>> BEGIN
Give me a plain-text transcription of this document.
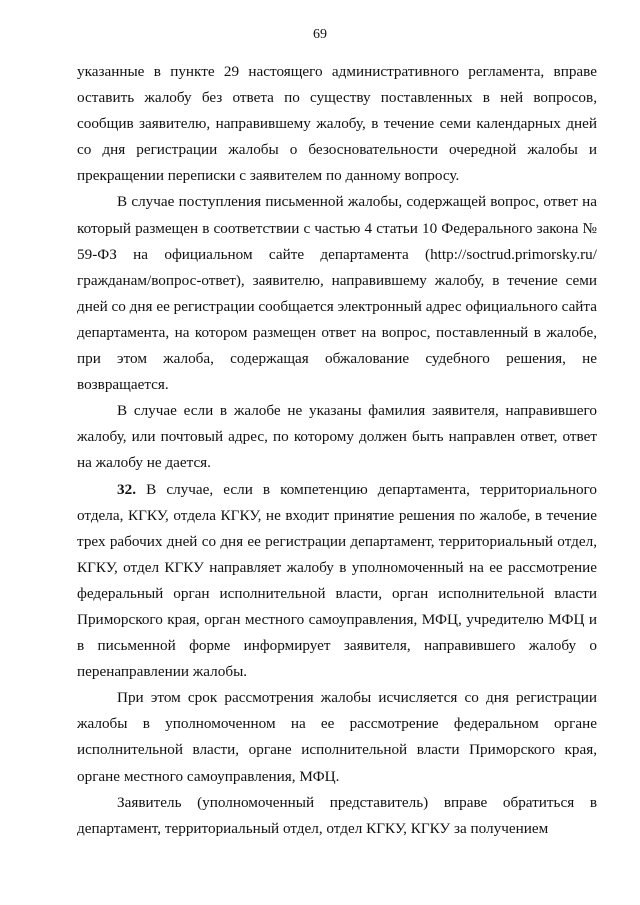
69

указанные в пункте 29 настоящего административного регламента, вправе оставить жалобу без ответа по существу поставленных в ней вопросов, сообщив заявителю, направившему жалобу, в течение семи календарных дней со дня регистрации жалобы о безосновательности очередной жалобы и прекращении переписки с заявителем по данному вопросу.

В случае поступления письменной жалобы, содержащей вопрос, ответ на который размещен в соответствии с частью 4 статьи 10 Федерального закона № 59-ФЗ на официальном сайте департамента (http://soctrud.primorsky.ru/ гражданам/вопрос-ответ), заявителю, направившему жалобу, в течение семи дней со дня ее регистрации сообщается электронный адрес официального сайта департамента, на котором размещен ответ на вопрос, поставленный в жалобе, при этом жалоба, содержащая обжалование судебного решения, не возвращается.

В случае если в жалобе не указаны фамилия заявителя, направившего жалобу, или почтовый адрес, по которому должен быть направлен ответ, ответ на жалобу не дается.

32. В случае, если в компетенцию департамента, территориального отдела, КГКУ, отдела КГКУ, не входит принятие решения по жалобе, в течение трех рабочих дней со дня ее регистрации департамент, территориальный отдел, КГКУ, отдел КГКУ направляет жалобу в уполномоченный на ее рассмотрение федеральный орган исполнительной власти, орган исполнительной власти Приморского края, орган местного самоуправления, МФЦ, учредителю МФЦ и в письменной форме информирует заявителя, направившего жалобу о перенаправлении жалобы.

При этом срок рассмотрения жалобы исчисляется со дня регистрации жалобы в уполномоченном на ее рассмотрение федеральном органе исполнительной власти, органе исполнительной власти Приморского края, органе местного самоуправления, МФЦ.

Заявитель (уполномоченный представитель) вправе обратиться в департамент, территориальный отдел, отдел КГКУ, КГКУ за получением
>> END
>> BEGIN
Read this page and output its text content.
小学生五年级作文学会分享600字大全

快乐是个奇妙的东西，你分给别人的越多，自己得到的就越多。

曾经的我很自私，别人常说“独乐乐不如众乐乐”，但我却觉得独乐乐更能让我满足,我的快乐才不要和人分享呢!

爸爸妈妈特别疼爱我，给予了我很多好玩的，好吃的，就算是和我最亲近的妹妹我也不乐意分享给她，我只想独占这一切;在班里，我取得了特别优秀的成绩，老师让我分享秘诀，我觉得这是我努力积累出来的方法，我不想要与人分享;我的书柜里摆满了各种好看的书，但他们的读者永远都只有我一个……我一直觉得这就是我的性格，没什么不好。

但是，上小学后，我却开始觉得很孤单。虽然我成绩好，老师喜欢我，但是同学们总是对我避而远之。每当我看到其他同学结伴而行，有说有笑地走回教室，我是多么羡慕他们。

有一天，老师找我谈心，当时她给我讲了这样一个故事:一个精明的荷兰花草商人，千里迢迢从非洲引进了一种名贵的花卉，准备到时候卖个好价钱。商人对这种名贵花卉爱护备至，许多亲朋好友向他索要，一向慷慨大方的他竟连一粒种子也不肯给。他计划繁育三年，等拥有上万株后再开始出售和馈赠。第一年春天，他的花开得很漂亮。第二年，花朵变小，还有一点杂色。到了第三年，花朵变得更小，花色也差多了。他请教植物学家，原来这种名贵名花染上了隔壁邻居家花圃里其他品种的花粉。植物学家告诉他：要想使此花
>> END
What you need to do ▸
Extract lines where the string "text" occurs.

Written solution ▸
Give me a plain-text transcription of this document.
Read this page and output its text content.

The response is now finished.